Task objective = In the passage from the referee report, rewrite the section starting at "Careful reading of" and ending at "single argument carefully.", substituting "several days" for "a couple of days".

Excerpt to read =

-*-*-

Moreover, it is many particular identities, special cases, nifty special
functions, particular special cases in various dimensions, which the referee
had to look up or doublecheck. I did so in most of the cases.

The first section of the article provided an excellent guideline towards a
rather steep entrance in the field. Having followed the recent developments
loosely, it was easily possible to assemble all previous information and
results consistently, mostly based on other publications of (subsets of) the
authors. The balance between restating previous results, explanations
of their origin on the one-hand side and the justification and motivation for
the investigations to follow as well as corresponding results on the other hand
is very carefully kept. Still, the complexity of arguments as well as the tools
used is rather high. In particular, a lot of work presented in the article is
not explained but referenced: this makes it sometimes difficult to follow and
cumbersome to check calculations.

Careful reading of the article required a couple of days, which I enjoyed to
the very end of the main part. The outcome -- beyond the recommendation for
publication -- is a couple of comments at the end of this report. In addition,
I have been consulting the appendices several times, however, did not check
every single argument carefully.

The article is very well written, of overall amazing structural clarity (with a
couple of points for improvement in section 5, see above). The article is
almost free of typos and great care has been taken to format long equations in
a nicely reeadible and accessible way. It is impossible within the timeframe
for refereeing such an article to check all calculations: this would amount to
several weeks of work. However, I checked some calculations explicitly. Part of
this (cross-) checking work is also done by the authors already: any hint and
crosscheck from U-duality and other results from different calculations is
carefully taken into account, explained and (positively) checked.

-*-*-

Collected material =
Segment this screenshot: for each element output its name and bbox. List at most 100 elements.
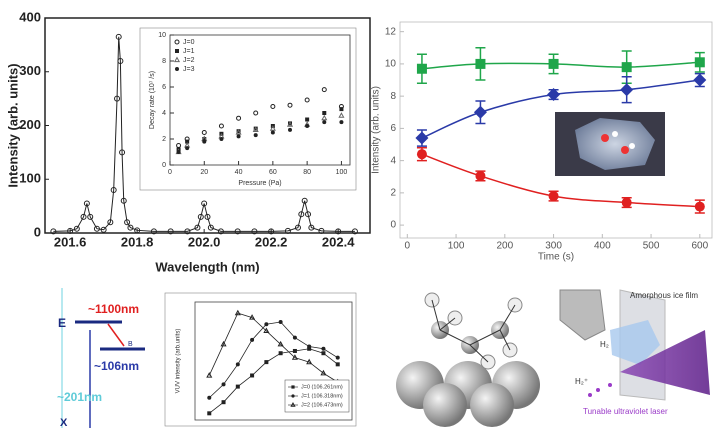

-*-*-

Complete answer =
Careful reading of the article required several days, which I enjoyed to
the very end of the main part. The outcome -- beyond the recommendation for
publication -- is a couple of comments at the end of this report. In addition,
I have been consulting the appendices several times, however, did not check
every single argument carefully.